* Aim of the task *
Wherever a line in the data below holds "Migration", copy that line.

(Records excerpted from a collection)
----
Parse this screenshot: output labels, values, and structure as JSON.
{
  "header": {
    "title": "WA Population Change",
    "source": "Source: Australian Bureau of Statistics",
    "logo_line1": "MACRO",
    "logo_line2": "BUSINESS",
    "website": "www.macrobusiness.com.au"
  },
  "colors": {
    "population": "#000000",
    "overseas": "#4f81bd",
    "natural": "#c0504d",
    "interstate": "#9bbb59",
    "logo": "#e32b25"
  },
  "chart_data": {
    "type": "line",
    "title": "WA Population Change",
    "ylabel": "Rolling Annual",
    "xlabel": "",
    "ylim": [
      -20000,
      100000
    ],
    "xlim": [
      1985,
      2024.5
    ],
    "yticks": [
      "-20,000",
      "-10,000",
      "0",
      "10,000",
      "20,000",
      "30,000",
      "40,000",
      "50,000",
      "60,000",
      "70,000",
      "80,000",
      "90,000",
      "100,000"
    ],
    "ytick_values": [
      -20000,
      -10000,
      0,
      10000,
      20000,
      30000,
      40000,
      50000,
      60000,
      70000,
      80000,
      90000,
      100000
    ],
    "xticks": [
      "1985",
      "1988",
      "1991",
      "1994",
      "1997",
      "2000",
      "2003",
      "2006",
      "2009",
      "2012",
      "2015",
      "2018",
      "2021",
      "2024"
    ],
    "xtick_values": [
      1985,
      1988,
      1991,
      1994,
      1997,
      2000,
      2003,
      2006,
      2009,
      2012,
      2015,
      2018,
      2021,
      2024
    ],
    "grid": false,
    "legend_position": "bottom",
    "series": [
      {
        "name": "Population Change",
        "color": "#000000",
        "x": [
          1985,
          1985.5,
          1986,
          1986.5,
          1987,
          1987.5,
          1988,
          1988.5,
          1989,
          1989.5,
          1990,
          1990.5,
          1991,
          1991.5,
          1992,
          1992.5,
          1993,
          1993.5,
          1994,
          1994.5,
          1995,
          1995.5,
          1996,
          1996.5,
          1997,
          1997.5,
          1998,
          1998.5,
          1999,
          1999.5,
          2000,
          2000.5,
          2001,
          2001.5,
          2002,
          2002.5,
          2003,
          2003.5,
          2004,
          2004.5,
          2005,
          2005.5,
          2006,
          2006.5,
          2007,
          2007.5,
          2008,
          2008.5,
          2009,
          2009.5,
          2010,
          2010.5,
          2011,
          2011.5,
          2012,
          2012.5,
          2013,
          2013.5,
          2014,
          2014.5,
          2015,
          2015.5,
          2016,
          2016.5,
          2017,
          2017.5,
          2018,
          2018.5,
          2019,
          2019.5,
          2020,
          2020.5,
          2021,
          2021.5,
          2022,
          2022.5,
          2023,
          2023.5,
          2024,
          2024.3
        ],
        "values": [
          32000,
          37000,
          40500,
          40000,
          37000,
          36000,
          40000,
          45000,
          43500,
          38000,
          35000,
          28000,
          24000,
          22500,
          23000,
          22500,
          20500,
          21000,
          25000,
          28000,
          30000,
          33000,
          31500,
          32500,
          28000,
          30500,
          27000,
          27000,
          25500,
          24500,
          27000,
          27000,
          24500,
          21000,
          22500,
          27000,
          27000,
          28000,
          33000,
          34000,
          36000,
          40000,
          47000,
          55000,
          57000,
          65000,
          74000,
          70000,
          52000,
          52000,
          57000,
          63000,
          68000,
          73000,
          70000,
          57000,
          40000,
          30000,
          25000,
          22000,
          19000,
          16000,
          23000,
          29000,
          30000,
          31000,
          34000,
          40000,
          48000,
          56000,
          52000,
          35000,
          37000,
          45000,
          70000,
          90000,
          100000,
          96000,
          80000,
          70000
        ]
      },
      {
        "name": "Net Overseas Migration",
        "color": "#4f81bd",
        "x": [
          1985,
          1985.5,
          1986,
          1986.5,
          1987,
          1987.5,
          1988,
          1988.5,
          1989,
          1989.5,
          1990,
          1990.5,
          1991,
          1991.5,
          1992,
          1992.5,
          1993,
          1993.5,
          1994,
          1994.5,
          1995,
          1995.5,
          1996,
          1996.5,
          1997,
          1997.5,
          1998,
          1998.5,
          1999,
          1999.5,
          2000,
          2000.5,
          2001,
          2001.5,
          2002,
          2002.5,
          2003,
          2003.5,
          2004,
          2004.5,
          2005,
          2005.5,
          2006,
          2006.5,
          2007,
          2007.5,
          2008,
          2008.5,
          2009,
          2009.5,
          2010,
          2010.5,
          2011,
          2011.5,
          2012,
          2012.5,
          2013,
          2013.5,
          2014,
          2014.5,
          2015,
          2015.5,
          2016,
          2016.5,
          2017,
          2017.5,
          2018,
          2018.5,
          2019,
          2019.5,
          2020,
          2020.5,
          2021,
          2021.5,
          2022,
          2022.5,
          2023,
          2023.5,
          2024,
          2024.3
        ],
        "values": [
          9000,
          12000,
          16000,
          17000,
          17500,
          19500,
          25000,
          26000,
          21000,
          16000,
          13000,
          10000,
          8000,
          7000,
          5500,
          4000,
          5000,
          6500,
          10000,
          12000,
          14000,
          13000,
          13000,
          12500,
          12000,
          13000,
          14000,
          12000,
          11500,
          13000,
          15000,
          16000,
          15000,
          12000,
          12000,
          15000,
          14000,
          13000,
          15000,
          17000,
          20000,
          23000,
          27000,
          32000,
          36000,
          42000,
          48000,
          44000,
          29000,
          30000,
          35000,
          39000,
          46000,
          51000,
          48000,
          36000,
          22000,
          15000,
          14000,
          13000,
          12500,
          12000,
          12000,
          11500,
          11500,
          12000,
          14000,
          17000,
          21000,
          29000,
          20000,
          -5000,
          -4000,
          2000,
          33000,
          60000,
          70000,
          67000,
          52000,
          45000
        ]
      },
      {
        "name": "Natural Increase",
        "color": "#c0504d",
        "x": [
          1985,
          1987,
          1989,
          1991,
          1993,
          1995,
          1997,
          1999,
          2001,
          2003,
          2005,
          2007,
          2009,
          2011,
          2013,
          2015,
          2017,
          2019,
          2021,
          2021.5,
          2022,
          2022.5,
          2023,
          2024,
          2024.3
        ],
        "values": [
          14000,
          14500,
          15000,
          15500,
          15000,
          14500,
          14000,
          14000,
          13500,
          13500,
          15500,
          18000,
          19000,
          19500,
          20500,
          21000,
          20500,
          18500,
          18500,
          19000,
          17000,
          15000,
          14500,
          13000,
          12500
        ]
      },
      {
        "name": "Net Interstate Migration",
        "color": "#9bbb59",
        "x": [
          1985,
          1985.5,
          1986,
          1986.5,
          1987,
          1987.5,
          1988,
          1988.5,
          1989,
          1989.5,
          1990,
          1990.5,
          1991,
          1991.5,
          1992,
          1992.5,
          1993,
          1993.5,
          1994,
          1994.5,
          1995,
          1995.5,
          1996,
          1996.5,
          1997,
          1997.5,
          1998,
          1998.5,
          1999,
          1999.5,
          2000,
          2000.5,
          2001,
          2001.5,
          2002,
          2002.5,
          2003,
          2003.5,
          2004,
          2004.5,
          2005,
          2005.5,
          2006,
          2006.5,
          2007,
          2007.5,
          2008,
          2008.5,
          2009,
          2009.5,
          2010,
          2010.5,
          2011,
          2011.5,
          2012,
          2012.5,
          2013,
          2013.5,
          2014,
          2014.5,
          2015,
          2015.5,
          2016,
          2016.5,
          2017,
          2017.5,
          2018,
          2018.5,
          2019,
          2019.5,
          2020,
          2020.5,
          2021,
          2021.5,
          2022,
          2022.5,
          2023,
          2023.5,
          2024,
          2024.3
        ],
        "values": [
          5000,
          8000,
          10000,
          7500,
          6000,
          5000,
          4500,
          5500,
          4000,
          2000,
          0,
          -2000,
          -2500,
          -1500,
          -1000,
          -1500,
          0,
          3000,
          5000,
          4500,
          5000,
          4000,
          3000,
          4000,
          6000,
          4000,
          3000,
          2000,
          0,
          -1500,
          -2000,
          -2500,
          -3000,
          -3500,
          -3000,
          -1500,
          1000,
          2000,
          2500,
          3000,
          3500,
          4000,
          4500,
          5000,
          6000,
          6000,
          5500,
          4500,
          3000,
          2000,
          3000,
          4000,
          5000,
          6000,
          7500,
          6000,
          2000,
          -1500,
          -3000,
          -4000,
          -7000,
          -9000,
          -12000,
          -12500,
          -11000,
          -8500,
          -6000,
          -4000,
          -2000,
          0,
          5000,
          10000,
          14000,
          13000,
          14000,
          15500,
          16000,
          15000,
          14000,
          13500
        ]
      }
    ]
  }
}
----
* The solution *
        "name": "Net Overseas Migration",
        "name": "Net Interstate Migration",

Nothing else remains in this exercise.